[What the exercise asks]:
Print all the records exactly, please.

-- start of Data --

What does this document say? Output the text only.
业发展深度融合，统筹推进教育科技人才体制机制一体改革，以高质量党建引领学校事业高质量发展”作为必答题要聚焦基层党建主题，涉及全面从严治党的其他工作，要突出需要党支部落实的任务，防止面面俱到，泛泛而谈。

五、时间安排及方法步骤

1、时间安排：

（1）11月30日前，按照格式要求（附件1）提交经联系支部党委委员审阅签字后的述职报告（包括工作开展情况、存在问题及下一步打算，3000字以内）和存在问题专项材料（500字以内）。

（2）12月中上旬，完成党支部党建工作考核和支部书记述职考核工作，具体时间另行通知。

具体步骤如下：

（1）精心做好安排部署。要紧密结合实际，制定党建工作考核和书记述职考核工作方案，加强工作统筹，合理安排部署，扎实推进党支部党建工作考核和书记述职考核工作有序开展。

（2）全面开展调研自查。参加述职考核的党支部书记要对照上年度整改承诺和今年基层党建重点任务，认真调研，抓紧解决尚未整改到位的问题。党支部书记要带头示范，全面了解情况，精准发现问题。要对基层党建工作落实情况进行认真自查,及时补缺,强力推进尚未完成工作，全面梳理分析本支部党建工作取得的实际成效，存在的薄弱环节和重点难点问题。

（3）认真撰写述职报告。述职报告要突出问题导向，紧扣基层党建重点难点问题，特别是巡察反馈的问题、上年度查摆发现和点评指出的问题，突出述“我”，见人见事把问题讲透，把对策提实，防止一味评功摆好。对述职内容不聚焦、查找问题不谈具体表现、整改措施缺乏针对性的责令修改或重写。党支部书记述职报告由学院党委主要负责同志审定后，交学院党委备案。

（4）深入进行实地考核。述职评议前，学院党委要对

-- end of Data --

[Response for this exercise]:
What does this document say? Output the text only.
业发展深度融合，统筹推进教育科技人才体制机制一体改革，以高质量党建引领学校事业高质量发展”作为必答题要聚焦基层党建主题，涉及全面从严治党的其他工作，要突出需要党支部落实的任务，防止面面俱到，泛泛而谈。

五、时间安排及方法步骤

1、时间安排：

（1）11月30日前，按照格式要求（附件1）提交经联系支部党委委员审阅签字后的述职报告（包括工作开展情况、存在问题及下一步打算，3000字以内）和存在问题专项材料（500字以内）。

（2）12月中上旬，完成党支部党建工作考核和支部书记述职考核工作，具体时间另行通知。

具体步骤如下：

（1）精心做好安排部署。要紧密结合实际，制定党建工作考核和书记述职考核工作方案，加强工作统筹，合理安排部署，扎实推进党支部党建工作考核和书记述职考核工作有序开展。

（2）全面开展调研自查。参加述职考核的党支部书记要对照上年度整改承诺和今年基层党建重点任务，认真调研，抓紧解决尚未整改到位的问题。党支部书记要带头示范，全面了解情况，精准发现问题。要对基层党建工作落实情况进行认真自查,及时补缺,强力推进尚未完成工作，全面梳理分析本支部党建工作取得的实际成效，存在的薄弱环节和重点难点问题。

（3）认真撰写述职报告。述职报告要突出问题导向，紧扣基层党建重点难点问题，特别是巡察反馈的问题、上年度查摆发现和点评指出的问题，突出述“我”，见人见事把问题讲透，把对策提实，防止一味评功摆好。对述职内容不聚焦、查找问题不谈具体表现、整改措施缺乏针对性的责令修改或重写。党支部书记述职报告由学院党委主要负责同志审定后，交学院党委备案。

（4）深入进行实地考核。述职评议前，学院党委要对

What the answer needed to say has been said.